(Stored items from a collection)
>> Begin

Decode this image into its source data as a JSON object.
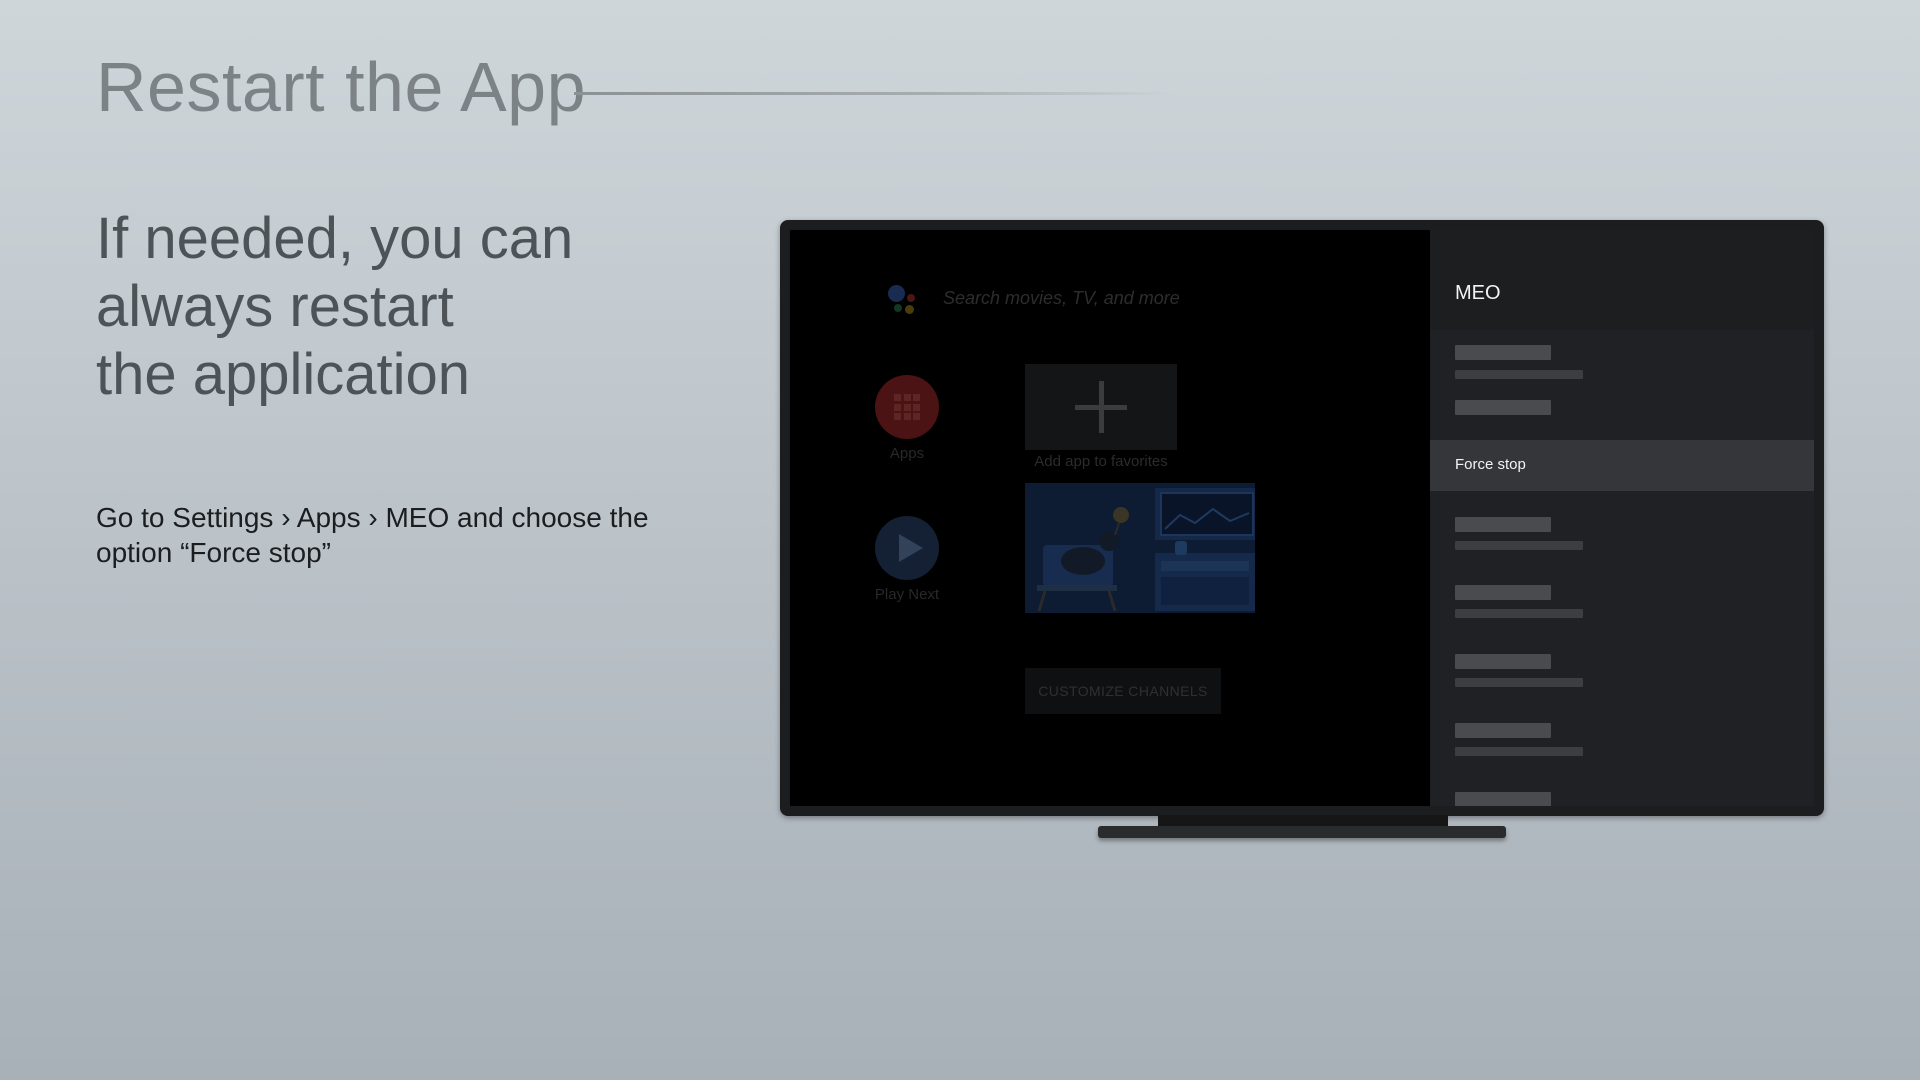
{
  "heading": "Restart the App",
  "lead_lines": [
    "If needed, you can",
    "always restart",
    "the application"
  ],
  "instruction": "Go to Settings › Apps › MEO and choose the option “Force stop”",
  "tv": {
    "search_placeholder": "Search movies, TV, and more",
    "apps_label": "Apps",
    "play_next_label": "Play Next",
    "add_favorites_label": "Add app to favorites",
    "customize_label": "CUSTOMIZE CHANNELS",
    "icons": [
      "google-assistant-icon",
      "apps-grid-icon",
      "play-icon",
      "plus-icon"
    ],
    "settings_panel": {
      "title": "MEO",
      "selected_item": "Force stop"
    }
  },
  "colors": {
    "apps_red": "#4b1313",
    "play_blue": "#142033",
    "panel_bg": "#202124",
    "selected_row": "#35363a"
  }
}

>> End

= DESCRIPTION OF THE TASK =
Each record above must be returned exactly as written, with its pictures omitted.

= WORKED ANSWER =
Decode this image into its source data as a JSON object.
{
  "heading": "Restart the App",
  "lead_lines": [
    "If needed, you can",
    "always restart",
    "the application"
  ],
  "instruction": "Go to Settings › Apps › MEO and choose the option “Force stop”",
  "tv": {
    "search_placeholder": "Search movies, TV, and more",
    "apps_label": "Apps",
    "play_next_label": "Play Next",
    "add_favorites_label": "Add app to favorites",
    "customize_label": "CUSTOMIZE CHANNELS",
    "icons": [
      "google-assistant-icon",
      "apps-grid-icon",
      "play-icon",
      "plus-icon"
    ],
    "settings_panel": {
      "title": "MEO",
      "selected_item": "Force stop"
    }
  },
  "colors": {
    "apps_red": "#4b1313",
    "play_blue": "#142033",
    "panel_bg": "#202124",
    "selected_row": "#35363a"
  }
}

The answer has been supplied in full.